→ **Written exercise 1**
Decide whether each statement below agrees with the Airflow DAG article. Answer yes or no for each, and quote the words of the article that decide it.
(a) The project's DAG consists of five tasks.
(b) Setting max_active_runs=1 removes any chance of runs overlapping.
(c) The characters : and + in a run_id are illegal on Linux.
→ **Written exercise 2**
Carry on the Airflow DAG article from its final sentence.

++++ Extract

After enough years with Airflow you realize: the stable DAGs aren’t the ones with the cleanest operator choices, they’re the ones full of tiny “looks unnecessary” details. This project’s DAG only has five tasks, but four of those details are in it.

1. Per-run download directory, keyed by run_id

1
2
3
4
def _run_dir(run_id: str) -> str:
"""Per-run download directory, isolates concurrent runs / retries."""
safe = run_id.replace(":", "-").replace("+", "-")
return os.path.join(DOWNLOAD_ROOT, safe)

Why not just /tmp/nyc_taxi_data?

  • Two concurrent backfills would clobber each other’s files
  • A retry would mix half-finished files into the new run
  • Even with max_active_runs=1, scheduler timing windows make overlap non-zero

run_id contains : and + (from manual__2026-05-22T10:30:00+00:00) — legal on Linux but a footgun for any downstream shell, so sanitize it.

++++++++
++++ Raw records

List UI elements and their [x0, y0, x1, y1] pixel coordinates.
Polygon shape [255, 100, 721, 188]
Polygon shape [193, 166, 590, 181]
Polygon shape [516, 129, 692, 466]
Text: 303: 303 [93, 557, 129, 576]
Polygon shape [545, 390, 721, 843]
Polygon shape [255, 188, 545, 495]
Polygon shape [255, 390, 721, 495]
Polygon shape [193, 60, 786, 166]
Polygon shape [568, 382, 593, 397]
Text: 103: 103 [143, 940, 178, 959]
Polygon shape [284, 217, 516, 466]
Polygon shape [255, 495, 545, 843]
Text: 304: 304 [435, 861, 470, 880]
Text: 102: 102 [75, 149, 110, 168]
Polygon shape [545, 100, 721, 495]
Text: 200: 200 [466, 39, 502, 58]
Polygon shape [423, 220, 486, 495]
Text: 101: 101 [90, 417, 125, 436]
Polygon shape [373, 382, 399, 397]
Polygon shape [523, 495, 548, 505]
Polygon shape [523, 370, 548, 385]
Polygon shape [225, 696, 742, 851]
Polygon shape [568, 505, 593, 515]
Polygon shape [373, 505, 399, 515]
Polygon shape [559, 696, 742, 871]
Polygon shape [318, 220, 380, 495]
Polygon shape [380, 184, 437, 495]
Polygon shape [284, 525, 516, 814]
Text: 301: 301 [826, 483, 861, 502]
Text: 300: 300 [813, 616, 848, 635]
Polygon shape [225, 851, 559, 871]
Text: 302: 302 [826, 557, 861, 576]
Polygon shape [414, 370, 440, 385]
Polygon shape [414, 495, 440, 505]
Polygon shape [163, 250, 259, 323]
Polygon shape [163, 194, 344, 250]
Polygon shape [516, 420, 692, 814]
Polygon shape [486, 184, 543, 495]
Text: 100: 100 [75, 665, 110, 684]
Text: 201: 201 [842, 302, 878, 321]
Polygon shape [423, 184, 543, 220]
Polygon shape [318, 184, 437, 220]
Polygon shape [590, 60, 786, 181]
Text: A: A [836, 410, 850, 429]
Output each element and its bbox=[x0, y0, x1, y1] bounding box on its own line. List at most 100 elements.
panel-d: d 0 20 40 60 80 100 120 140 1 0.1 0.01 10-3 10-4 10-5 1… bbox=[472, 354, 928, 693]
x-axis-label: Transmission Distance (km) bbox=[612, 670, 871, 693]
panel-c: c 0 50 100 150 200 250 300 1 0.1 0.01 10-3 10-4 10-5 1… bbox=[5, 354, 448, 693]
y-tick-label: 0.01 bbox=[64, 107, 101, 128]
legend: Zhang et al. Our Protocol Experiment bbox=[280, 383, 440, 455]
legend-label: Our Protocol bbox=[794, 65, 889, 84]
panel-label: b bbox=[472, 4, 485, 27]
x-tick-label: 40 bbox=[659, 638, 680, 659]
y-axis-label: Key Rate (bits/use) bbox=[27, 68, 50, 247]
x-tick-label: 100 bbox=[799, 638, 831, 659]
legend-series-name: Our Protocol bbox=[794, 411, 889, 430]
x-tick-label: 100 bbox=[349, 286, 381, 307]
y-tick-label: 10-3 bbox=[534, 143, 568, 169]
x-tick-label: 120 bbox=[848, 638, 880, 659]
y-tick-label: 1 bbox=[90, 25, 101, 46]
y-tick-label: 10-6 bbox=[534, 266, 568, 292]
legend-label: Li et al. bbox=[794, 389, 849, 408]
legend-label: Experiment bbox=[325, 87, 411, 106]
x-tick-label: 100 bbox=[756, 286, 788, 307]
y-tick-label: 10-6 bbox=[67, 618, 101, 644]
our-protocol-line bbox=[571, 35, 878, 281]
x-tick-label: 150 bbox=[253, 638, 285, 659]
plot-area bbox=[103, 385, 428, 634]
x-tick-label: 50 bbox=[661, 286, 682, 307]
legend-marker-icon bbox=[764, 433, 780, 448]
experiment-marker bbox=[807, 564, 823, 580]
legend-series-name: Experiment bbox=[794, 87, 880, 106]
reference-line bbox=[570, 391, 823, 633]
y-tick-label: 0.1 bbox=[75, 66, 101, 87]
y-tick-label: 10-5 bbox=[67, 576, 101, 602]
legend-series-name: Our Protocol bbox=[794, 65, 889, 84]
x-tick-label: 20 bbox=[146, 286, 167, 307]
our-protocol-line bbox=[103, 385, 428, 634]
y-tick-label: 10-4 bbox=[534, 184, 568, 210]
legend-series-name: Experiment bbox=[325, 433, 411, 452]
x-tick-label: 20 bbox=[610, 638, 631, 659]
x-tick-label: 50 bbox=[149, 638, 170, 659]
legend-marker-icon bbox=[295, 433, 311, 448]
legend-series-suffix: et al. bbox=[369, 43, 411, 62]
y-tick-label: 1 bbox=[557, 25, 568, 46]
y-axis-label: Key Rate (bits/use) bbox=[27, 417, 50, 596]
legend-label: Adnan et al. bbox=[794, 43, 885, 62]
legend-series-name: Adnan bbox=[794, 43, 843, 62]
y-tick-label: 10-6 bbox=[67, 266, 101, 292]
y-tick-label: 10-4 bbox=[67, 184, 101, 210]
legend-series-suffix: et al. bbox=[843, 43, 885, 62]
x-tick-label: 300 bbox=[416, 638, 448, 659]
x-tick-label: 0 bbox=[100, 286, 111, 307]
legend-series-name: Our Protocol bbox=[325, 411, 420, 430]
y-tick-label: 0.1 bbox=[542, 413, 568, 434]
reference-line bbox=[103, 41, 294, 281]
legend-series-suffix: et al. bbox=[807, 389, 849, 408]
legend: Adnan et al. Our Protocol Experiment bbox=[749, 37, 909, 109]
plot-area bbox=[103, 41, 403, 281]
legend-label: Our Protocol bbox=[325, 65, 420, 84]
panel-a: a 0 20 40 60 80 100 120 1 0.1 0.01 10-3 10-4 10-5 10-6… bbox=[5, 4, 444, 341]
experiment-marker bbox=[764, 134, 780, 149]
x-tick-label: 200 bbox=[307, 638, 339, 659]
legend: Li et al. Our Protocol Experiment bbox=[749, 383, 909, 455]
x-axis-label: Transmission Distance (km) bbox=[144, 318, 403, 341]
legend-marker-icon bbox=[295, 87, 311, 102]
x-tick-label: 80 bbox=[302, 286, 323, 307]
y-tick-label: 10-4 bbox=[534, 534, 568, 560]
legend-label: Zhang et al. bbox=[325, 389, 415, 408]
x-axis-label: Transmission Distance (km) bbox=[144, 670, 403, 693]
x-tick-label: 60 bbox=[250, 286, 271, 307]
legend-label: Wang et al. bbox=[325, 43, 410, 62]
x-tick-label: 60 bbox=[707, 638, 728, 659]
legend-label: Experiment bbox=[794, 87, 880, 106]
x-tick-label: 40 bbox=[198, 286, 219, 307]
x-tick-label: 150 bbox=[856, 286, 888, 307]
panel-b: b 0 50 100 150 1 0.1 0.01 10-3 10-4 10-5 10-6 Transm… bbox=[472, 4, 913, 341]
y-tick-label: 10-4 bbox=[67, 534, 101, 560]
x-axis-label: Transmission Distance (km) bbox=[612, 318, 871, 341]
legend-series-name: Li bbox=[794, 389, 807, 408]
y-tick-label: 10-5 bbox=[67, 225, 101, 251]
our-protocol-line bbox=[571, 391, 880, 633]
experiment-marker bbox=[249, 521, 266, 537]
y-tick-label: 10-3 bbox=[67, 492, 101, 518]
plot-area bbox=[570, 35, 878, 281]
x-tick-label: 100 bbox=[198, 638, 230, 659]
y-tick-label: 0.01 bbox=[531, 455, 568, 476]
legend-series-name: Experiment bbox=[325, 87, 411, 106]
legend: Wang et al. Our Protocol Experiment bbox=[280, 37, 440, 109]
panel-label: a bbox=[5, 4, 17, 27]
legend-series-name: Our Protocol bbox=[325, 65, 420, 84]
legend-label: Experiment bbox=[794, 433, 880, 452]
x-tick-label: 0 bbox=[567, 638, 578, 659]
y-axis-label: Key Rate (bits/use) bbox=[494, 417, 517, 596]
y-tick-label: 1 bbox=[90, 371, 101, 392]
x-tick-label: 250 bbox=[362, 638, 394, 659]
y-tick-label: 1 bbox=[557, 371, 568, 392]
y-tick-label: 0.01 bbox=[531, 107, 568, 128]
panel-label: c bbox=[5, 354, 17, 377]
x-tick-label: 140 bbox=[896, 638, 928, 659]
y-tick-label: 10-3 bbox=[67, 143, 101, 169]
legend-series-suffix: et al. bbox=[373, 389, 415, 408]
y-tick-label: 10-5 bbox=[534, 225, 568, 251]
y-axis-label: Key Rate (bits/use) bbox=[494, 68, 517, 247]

++++++++

→ **Written answer 1**
(a) Yes: "This project’s DAG only has five tasks"
(b) No: "Even with max_active_runs=1, scheduler timing windows make overlap non-zero"
(c) No: "legal on Linux but a footgun for any downstream shell"

→ **Written answer 2**
2. Size check right after download

1
2
3
size = os.path.getsize(local_path)
if size < 1_000_000:
raise RuntimeError(f"Suspiciously small download: {local_path} ({size} bytes)")

NYC TLC’s CDN occasionally responds with 200 OK and an HTML error page (classic soft failure). requests.raise_for_status() doesn’t catch this — status is 200, only the body is wrong.

The < 1MB threshold is derived from “even the smallest month compressed is tens of MB”. Crude, but infinitely better than silently uploading garbage to GCS and getting a cryptic CREATE EXTERNAL TABLE schema error an hour later.

3. trigger_rule="all_done" on cleanup

1
2
3
4
5
cleanup_task = PythonOperator(
task_id="cleanup_download_dir",
python_callable=cleanup_download_dir,
trigger_rule="all_done",
)

The default all_success means cleanup is skipped on failure. /tmp fills up. A few weeks later the VM disk is full.

all_done runs cleanup whether upstream succeeded or failed. The single most overlooked line in single-VM Airflow setups.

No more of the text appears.